→ Objective:
Search the listing for "text" and copy every line where it appears.

→ Items:

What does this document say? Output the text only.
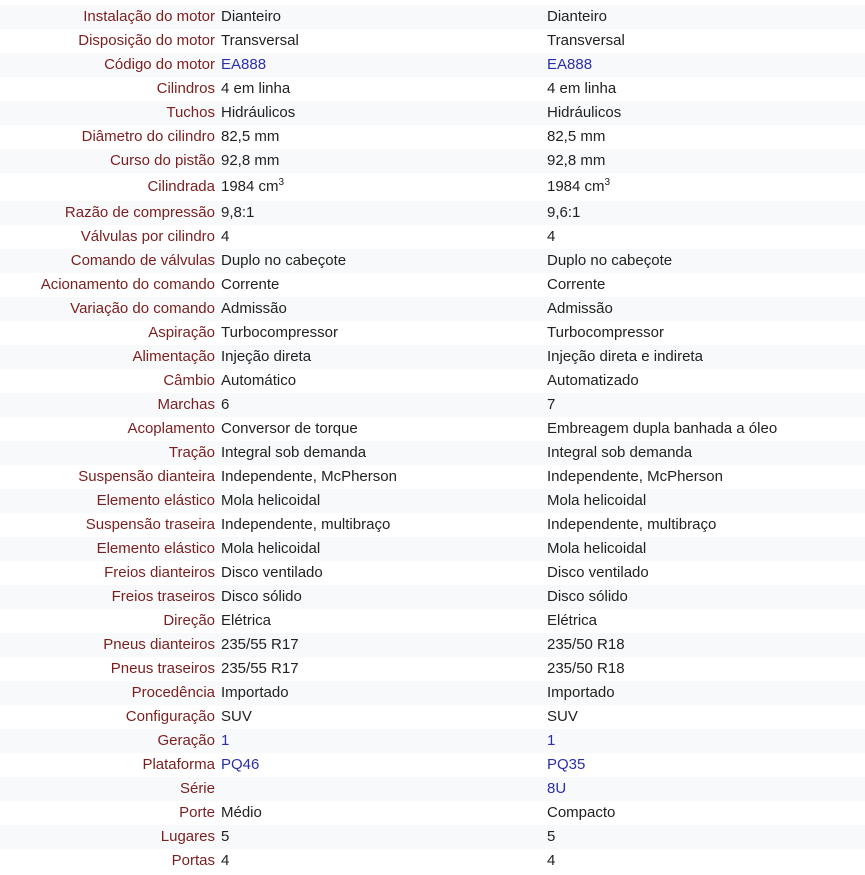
Instalação do motor	Dianteiro	Dianteiro
Disposição do motor	Transversal	Transversal
Código do motor	EA888	EA888
Cilindros	4 em linha	4 em linha
Tuchos	Hidráulicos	Hidráulicos
Diâmetro do cilindro	82,5 mm	82,5 mm
Curso do pistão	92,8 mm	92,8 mm
Cilindrada	1984 $cm^3$	1984 $cm^3$
Razão de compressão	9,8:1	9,6:1
Válvulas por cilindro	4	4
Comando de válvulas	Duplo no cabeçote	Duplo no cabeçote
Acionamento do comando	Corrente	Corrente
Variação do comando	Admissão	Admissão
Aspiração	Turbocompressor	Turbocompressor
Alimentação	Injeção direta	Injeção direta e indireta
Câmbio	Automático	Automatizado
Marchas	6	7
Acoplamento	Conversor de torque	Embreagem dupla banhada a óleo
Tração	Integral sob demanda	Integral sob demanda
Suspensão dianteira	Independente, McPherson	Independente, McPherson
Elemento elástico	Mola helicoidal	Mola helicoidal
Suspensão traseira	Independente, multibraço	Independente, multibraço
Elemento elástico	Mola helicoidal	Mola helicoidal
Freios dianteiros	Disco ventilado	Disco ventilado
Freios traseiros	Disco sólido	Disco sólido
Direção	Elétrica	Elétrica
Pneus dianteiros	235/55 R17	235/50 R18
Pneus traseiros	235/55 R17	235/50 R18
Procedência	Importado	Importado
Configuração	SUV	SUV
Geração	1	1
Plataforma	PQ46	PQ35
Série		8U
Porte	Médio	Compacto
Lugares	5	5
Portas	4	4
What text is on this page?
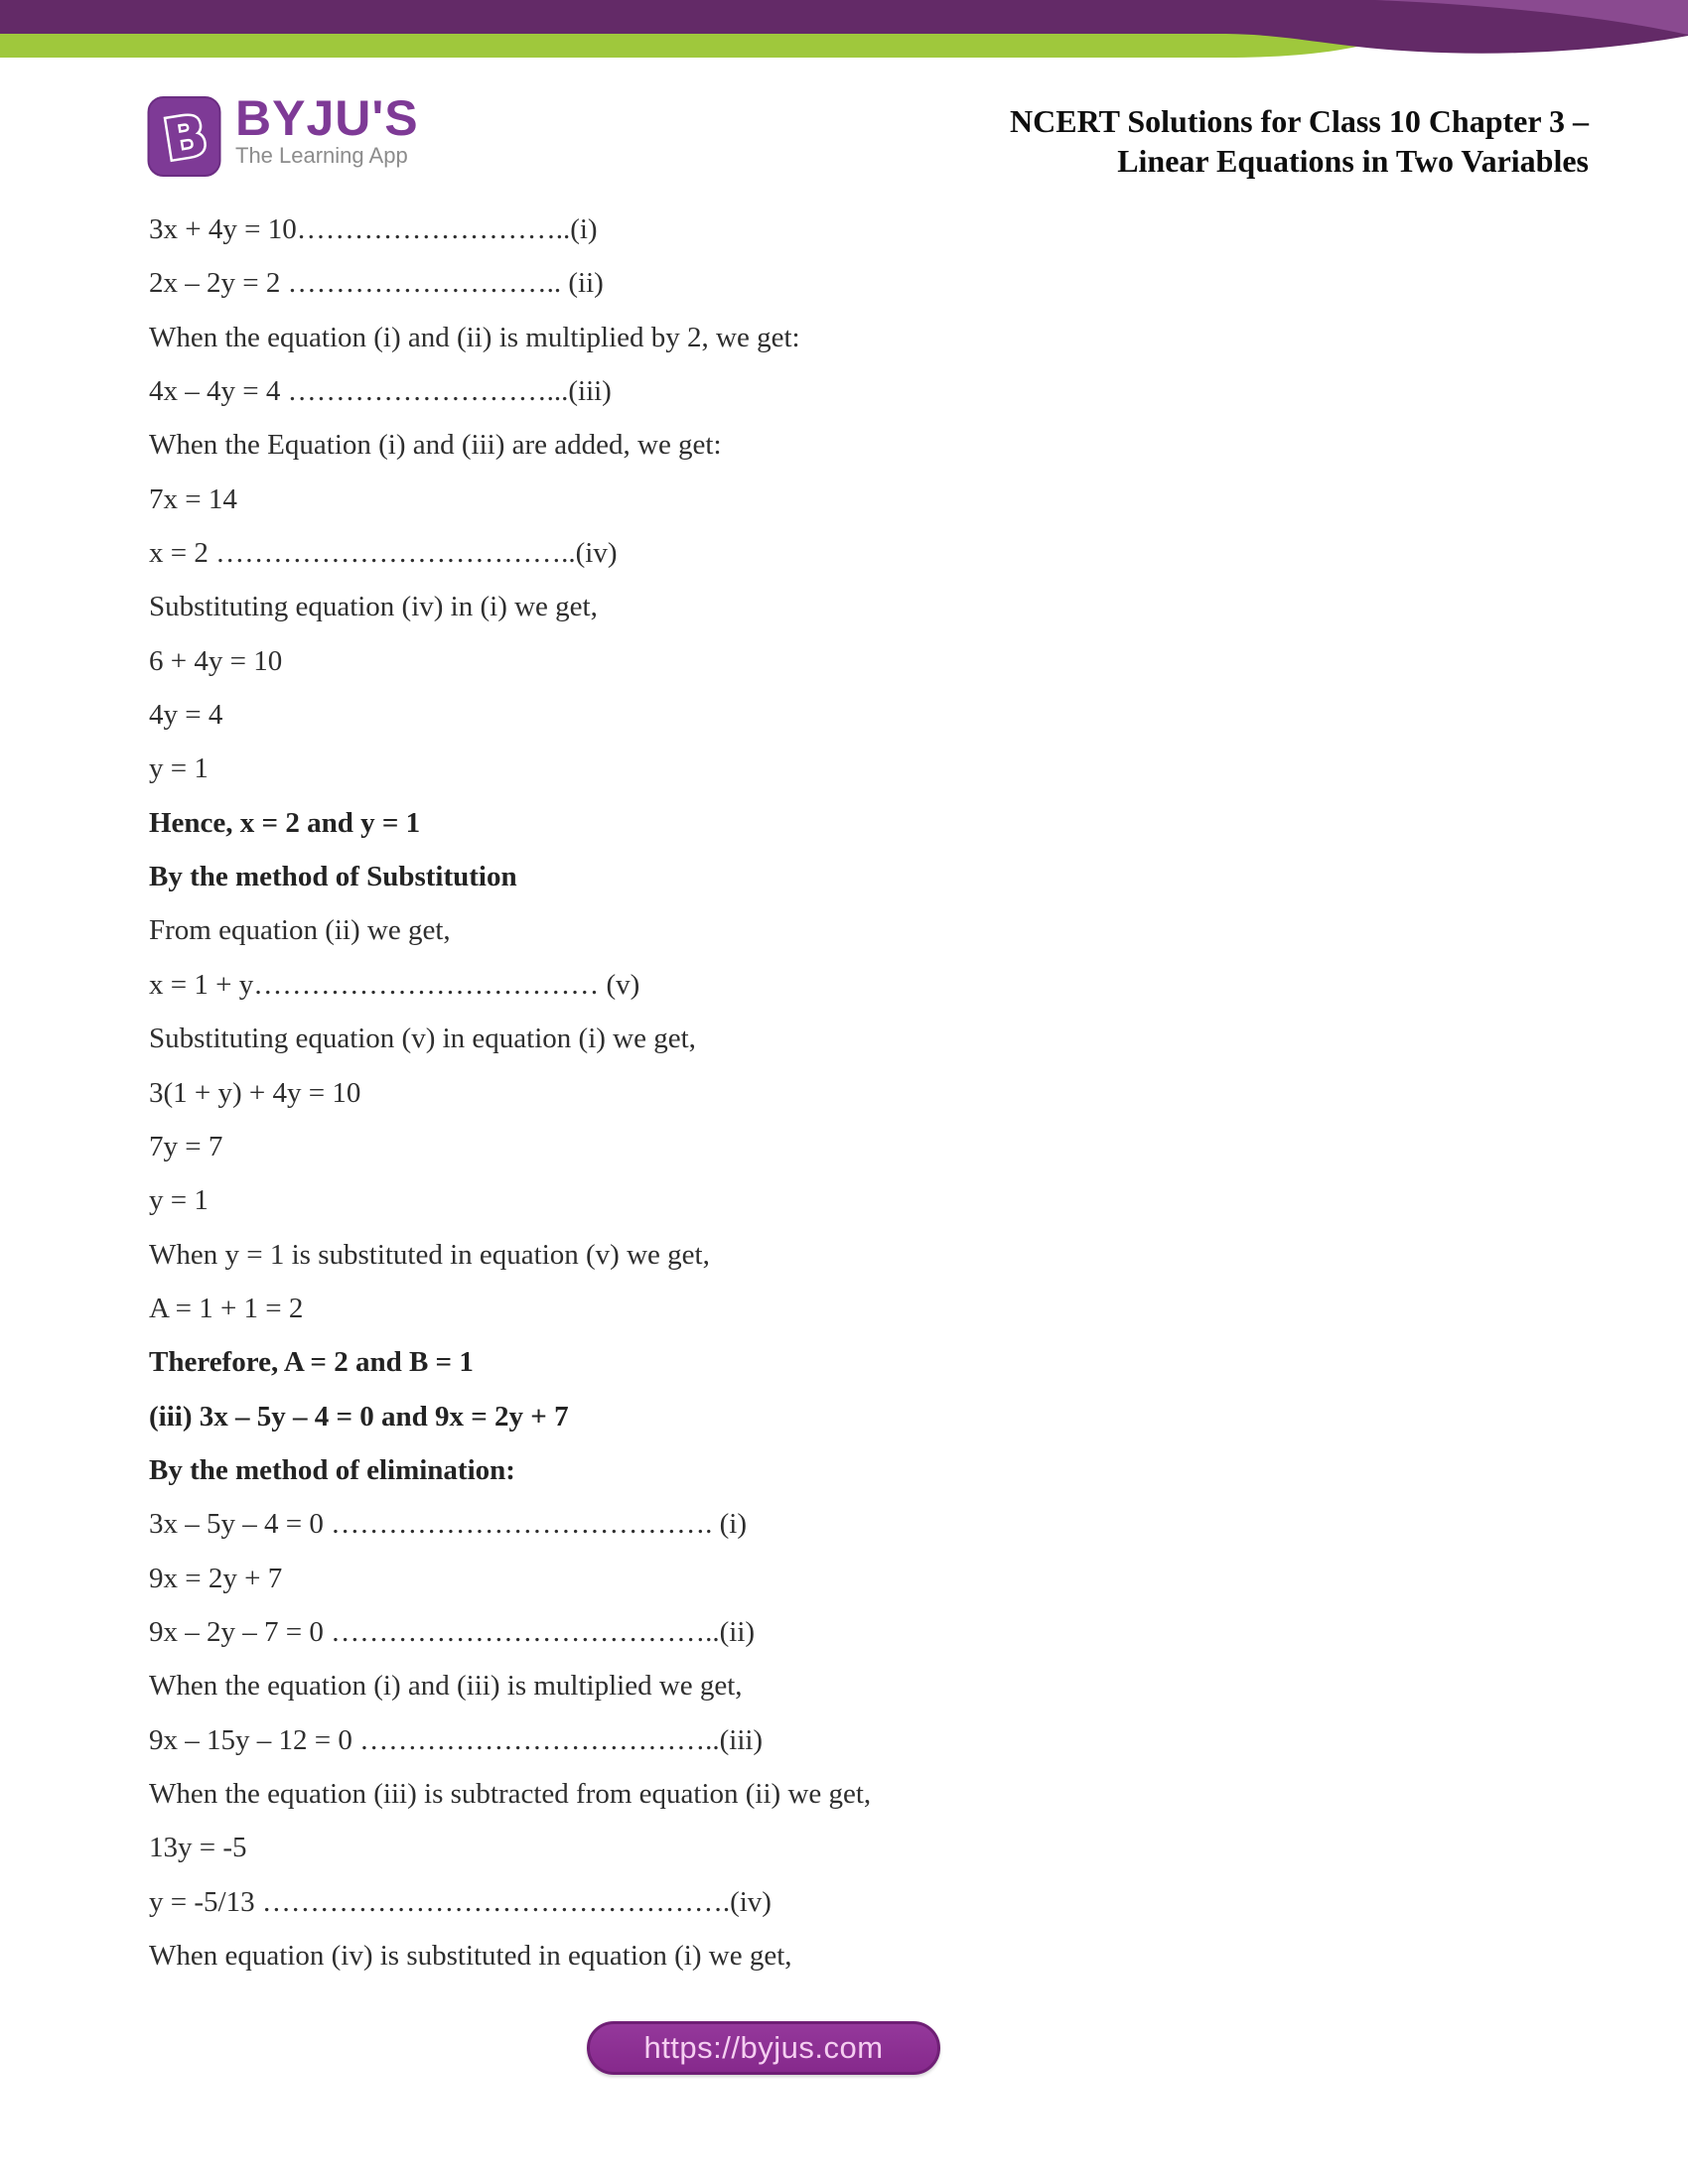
B BYJU'S
The Learning App
NCERT Solutions for Class 10 Chapter 3 –
Linear Equations in Two Variables

3x + 4y = 10………………………..(i)

2x – 2y = 2 ……………………….. (ii)

When the equation (i) and (ii) is multiplied by 2, we get:

4x – 4y = 4 ………………………...(iii)

When the Equation (i) and (iii) are added, we get:

7x = 14

x = 2 ………………………………..(iv)

Substituting equation (iv) in (i) we get,

6 + 4y = 10

4y = 4

y = 1

Hence, x = 2 and y = 1

By the method of Substitution

From equation (ii) we get,

x = 1 + y……………………………… (v)

Substituting equation (v) in equation (i) we get,

3(1 + y) + 4y = 10

7y = 7

y = 1

When y = 1 is substituted in equation (v) we get,

A = 1 + 1 = 2

Therefore, A = 2 and B = 1

(iii) 3x – 5y – 4 = 0 and 9x = 2y + 7

By the method of elimination:

3x – 5y – 4 = 0 …………………………………. (i)

9x = 2y + 7

9x – 2y – 7 = 0 …………………………………..(ii)

When the equation (i) and (iii) is multiplied we get,

9x – 15y – 12 = 0 ………………………………..(iii)

When the equation (iii) is subtracted from equation (ii) we get,

13y = -5

y = -5/13 ………………………………………….(iv)

When equation (iv) is substituted in equation (i) we get,

https://byjus.com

→ Full response:
What does this document say? Output the text only.
What text is on this page?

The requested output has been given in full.